Saved data entries
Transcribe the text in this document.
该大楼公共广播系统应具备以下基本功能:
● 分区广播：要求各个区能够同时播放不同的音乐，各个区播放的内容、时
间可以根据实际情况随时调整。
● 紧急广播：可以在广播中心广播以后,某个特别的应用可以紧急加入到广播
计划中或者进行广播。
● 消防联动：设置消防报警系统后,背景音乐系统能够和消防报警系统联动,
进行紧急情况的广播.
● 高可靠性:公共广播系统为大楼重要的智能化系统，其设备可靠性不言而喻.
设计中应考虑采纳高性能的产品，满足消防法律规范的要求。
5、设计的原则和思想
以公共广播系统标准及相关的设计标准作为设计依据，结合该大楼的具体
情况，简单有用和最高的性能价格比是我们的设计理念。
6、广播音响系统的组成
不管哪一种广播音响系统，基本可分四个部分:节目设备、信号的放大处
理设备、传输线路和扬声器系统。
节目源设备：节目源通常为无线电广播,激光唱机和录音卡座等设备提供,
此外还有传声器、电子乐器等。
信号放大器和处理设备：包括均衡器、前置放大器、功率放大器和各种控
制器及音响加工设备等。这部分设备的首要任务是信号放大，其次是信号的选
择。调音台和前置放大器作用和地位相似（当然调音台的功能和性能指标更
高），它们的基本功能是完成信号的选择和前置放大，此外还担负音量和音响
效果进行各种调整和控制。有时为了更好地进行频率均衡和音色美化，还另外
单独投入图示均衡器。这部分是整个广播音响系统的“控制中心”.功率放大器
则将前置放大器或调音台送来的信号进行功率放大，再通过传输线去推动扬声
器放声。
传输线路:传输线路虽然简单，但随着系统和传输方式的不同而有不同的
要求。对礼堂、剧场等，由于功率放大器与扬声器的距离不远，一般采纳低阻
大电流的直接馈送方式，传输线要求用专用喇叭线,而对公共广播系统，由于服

## PROBLEM DESCRIPTION
Restate the listing above word for word.

## EXERCISE OUTPUT
Transcribe the text in this document.
该大楼公共广播系统应具备以下基本功能:
● 分区广播：要求各个区能够同时播放不同的音乐，各个区播放的内容、时
间可以根据实际情况随时调整。
● 紧急广播：可以在广播中心广播以后,某个特别的应用可以紧急加入到广播
计划中或者进行广播。
● 消防联动：设置消防报警系统后,背景音乐系统能够和消防报警系统联动,
进行紧急情况的广播.
● 高可靠性:公共广播系统为大楼重要的智能化系统，其设备可靠性不言而喻.
设计中应考虑采纳高性能的产品，满足消防法律规范的要求。
5、设计的原则和思想
以公共广播系统标准及相关的设计标准作为设计依据，结合该大楼的具体
情况，简单有用和最高的性能价格比是我们的设计理念。
6、广播音响系统的组成
不管哪一种广播音响系统，基本可分四个部分:节目设备、信号的放大处
理设备、传输线路和扬声器系统。
节目源设备：节目源通常为无线电广播,激光唱机和录音卡座等设备提供,
此外还有传声器、电子乐器等。
信号放大器和处理设备：包括均衡器、前置放大器、功率放大器和各种控
制器及音响加工设备等。这部分设备的首要任务是信号放大，其次是信号的选
择。调音台和前置放大器作用和地位相似（当然调音台的功能和性能指标更
高），它们的基本功能是完成信号的选择和前置放大，此外还担负音量和音响
效果进行各种调整和控制。有时为了更好地进行频率均衡和音色美化，还另外
单独投入图示均衡器。这部分是整个广播音响系统的“控制中心”.功率放大器
则将前置放大器或调音台送来的信号进行功率放大，再通过传输线去推动扬声
器放声。
传输线路:传输线路虽然简单，但随着系统和传输方式的不同而有不同的
要求。对礼堂、剧场等，由于功率放大器与扬声器的距离不远，一般采纳低阻
大电流的直接馈送方式，传输线要求用专用喇叭线,而对公共广播系统，由于服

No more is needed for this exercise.